[Start of INPUT FOR THIS TASK]

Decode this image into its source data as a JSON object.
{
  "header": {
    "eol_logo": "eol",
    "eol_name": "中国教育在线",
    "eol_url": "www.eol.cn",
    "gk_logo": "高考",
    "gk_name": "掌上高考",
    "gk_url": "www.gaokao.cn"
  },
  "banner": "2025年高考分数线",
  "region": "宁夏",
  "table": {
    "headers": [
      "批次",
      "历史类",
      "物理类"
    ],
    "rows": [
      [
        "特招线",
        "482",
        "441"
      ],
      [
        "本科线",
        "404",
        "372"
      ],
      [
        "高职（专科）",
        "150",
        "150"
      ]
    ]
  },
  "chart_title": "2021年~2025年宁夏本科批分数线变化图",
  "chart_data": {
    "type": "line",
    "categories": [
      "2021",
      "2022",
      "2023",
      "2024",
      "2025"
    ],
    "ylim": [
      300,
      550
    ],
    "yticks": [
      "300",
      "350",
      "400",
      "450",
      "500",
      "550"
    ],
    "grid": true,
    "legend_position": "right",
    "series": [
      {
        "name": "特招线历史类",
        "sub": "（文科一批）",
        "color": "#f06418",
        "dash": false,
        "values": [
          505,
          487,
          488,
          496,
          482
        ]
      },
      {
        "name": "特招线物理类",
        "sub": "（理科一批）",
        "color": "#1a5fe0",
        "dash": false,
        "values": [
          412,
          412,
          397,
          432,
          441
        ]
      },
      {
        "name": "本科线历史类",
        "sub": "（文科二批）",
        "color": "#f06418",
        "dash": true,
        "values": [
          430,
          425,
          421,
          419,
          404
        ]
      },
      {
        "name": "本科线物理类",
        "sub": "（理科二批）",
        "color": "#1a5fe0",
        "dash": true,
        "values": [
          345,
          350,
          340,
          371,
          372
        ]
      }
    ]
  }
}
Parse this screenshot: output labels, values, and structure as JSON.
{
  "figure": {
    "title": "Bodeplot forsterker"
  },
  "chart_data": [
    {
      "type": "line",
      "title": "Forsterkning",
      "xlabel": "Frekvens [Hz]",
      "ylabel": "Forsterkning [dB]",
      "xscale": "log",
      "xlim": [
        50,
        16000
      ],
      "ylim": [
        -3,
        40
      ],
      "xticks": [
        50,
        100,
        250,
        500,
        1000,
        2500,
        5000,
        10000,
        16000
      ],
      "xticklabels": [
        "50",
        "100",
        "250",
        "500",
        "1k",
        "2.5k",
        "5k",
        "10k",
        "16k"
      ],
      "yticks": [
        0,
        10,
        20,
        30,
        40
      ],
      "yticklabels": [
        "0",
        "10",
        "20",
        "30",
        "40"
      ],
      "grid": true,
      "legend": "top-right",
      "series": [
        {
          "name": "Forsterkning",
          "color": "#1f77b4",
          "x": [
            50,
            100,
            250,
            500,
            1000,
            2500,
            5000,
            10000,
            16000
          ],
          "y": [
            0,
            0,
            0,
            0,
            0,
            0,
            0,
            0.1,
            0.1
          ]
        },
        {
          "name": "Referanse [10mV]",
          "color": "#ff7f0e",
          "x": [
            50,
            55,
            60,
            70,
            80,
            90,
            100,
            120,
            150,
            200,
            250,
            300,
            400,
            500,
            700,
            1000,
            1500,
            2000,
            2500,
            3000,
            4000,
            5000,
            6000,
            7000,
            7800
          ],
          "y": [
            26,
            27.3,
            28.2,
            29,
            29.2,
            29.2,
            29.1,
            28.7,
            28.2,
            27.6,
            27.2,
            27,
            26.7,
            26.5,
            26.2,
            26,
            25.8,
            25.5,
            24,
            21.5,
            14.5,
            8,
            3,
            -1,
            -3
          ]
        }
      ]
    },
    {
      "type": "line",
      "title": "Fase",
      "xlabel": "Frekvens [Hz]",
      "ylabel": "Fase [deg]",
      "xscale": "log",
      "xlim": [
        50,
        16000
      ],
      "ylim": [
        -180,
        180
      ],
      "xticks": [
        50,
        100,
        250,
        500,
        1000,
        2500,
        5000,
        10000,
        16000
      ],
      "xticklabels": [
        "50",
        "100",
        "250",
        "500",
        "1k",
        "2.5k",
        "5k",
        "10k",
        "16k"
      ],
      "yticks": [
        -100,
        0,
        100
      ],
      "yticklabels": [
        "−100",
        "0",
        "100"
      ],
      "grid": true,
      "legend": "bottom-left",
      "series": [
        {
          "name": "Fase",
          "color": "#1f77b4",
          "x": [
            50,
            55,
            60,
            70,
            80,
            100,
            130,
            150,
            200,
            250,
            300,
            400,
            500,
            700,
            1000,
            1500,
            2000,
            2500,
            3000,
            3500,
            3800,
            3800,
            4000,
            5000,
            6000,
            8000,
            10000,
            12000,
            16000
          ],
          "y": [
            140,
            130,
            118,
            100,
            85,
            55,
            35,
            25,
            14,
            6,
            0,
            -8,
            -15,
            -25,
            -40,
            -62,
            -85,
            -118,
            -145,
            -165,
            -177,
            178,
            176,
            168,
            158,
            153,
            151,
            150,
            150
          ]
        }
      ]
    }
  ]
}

[End of INPUT FOR THIS TASK]

__TASK INSTRUCTIONS__: Each record above should be restated word for word.

__ANSWER BELOW__:
Decode this image into its source data as a JSON object.
{
  "header": {
    "eol_logo": "eol",
    "eol_name": "中国教育在线",
    "eol_url": "www.eol.cn",
    "gk_logo": "高考",
    "gk_name": "掌上高考",
    "gk_url": "www.gaokao.cn"
  },
  "banner": "2025年高考分数线",
  "region": "宁夏",
  "table": {
    "headers": [
      "批次",
      "历史类",
      "物理类"
    ],
    "rows": [
      [
        "特招线",
        "482",
        "441"
      ],
      [
        "本科线",
        "404",
        "372"
      ],
      [
        "高职（专科）",
        "150",
        "150"
      ]
    ]
  },
  "chart_title": "2021年~2025年宁夏本科批分数线变化图",
  "chart_data": {
    "type": "line",
    "categories": [
      "2021",
      "2022",
      "2023",
      "2024",
      "2025"
    ],
    "ylim": [
      300,
      550
    ],
    "yticks": [
      "300",
      "350",
      "400",
      "450",
      "500",
      "550"
    ],
    "grid": true,
    "legend_position": "right",
    "series": [
      {
        "name": "特招线历史类",
        "sub": "（文科一批）",
        "color": "#f06418",
        "dash": false,
        "values": [
          505,
          487,
          488,
          496,
          482
        ]
      },
      {
        "name": "特招线物理类",
        "sub": "（理科一批）",
        "color": "#1a5fe0",
        "dash": false,
        "values": [
          412,
          412,
          397,
          432,
          441
        ]
      },
      {
        "name": "本科线历史类",
        "sub": "（文科二批）",
        "color": "#f06418",
        "dash": true,
        "values": [
          430,
          425,
          421,
          419,
          404
        ]
      },
      {
        "name": "本科线物理类",
        "sub": "（理科二批）",
        "color": "#1a5fe0",
        "dash": true,
        "values": [
          345,
          350,
          340,
          371,
          372
        ]
      }
    ]
  }
}
Parse this screenshot: output labels, values, and structure as JSON.
{
  "figure": {
    "title": "Bodeplot forsterker"
  },
  "chart_data": [
    {
      "type": "line",
      "title": "Forsterkning",
      "xlabel": "Frekvens [Hz]",
      "ylabel": "Forsterkning [dB]",
      "xscale": "log",
      "xlim": [
        50,
        16000
      ],
      "ylim": [
        -3,
        40
      ],
      "xticks": [
        50,
        100,
        250,
        500,
        1000,
        2500,
        5000,
        10000,
        16000
      ],
      "xticklabels": [
        "50",
        "100",
        "250",
        "500",
        "1k",
        "2.5k",
        "5k",
        "10k",
        "16k"
      ],
      "yticks": [
        0,
        10,
        20,
        30,
        40
      ],
      "yticklabels": [
        "0",
        "10",
        "20",
        "30",
        "40"
      ],
      "grid": true,
      "legend": "top-right",
      "series": [
        {
          "name": "Forsterkning",
          "color": "#1f77b4",
          "x": [
            50,
            100,
            250,
            500,
            1000,
            2500,
            5000,
            10000,
            16000
          ],
          "y": [
            0,
            0,
            0,
            0,
            0,
            0,
            0,
            0.1,
            0.1
          ]
        },
        {
          "name": "Referanse [10mV]",
          "color": "#ff7f0e",
          "x": [
            50,
            55,
            60,
            70,
            80,
            90,
            100,
            120,
            150,
            200,
            250,
            300,
            400,
            500,
            700,
            1000,
            1500,
            2000,
            2500,
            3000,
            4000,
            5000,
            6000,
            7000,
            7800
          ],
          "y": [
            26,
            27.3,
            28.2,
            29,
            29.2,
            29.2,
            29.1,
            28.7,
            28.2,
            27.6,
            27.2,
            27,
            26.7,
            26.5,
            26.2,
            26,
            25.8,
            25.5,
            24,
            21.5,
            14.5,
            8,
            3,
            -1,
            -3
          ]
        }
      ]
    },
    {
      "type": "line",
      "title": "Fase",
      "xlabel": "Frekvens [Hz]",
      "ylabel": "Fase [deg]",
      "xscale": "log",
      "xlim": [
        50,
        16000
      ],
      "ylim": [
        -180,
        180
      ],
      "xticks": [
        50,
        100,
        250,
        500,
        1000,
        2500,
        5000,
        10000,
        16000
      ],
      "xticklabels": [
        "50",
        "100",
        "250",
        "500",
        "1k",
        "2.5k",
        "5k",
        "10k",
        "16k"
      ],
      "yticks": [
        -100,
        0,
        100
      ],
      "yticklabels": [
        "−100",
        "0",
        "100"
      ],
      "grid": true,
      "legend": "bottom-left",
      "series": [
        {
          "name": "Fase",
          "color": "#1f77b4",
          "x": [
            50,
            55,
            60,
            70,
            80,
            100,
            130,
            150,
            200,
            250,
            300,
            400,
            500,
            700,
            1000,
            1500,
            2000,
            2500,
            3000,
            3500,
            3800,
            3800,
            4000,
            5000,
            6000,
            8000,
            10000,
            12000,
            16000
          ],
          "y": [
            140,
            130,
            118,
            100,
            85,
            55,
            35,
            25,
            14,
            6,
            0,
            -8,
            -15,
            -25,
            -40,
            -62,
            -85,
            -118,
            -145,
            -165,
            -177,
            178,
            176,
            168,
            158,
            153,
            151,
            150,
            150
          ]
        }
      ]
    }
  ]
}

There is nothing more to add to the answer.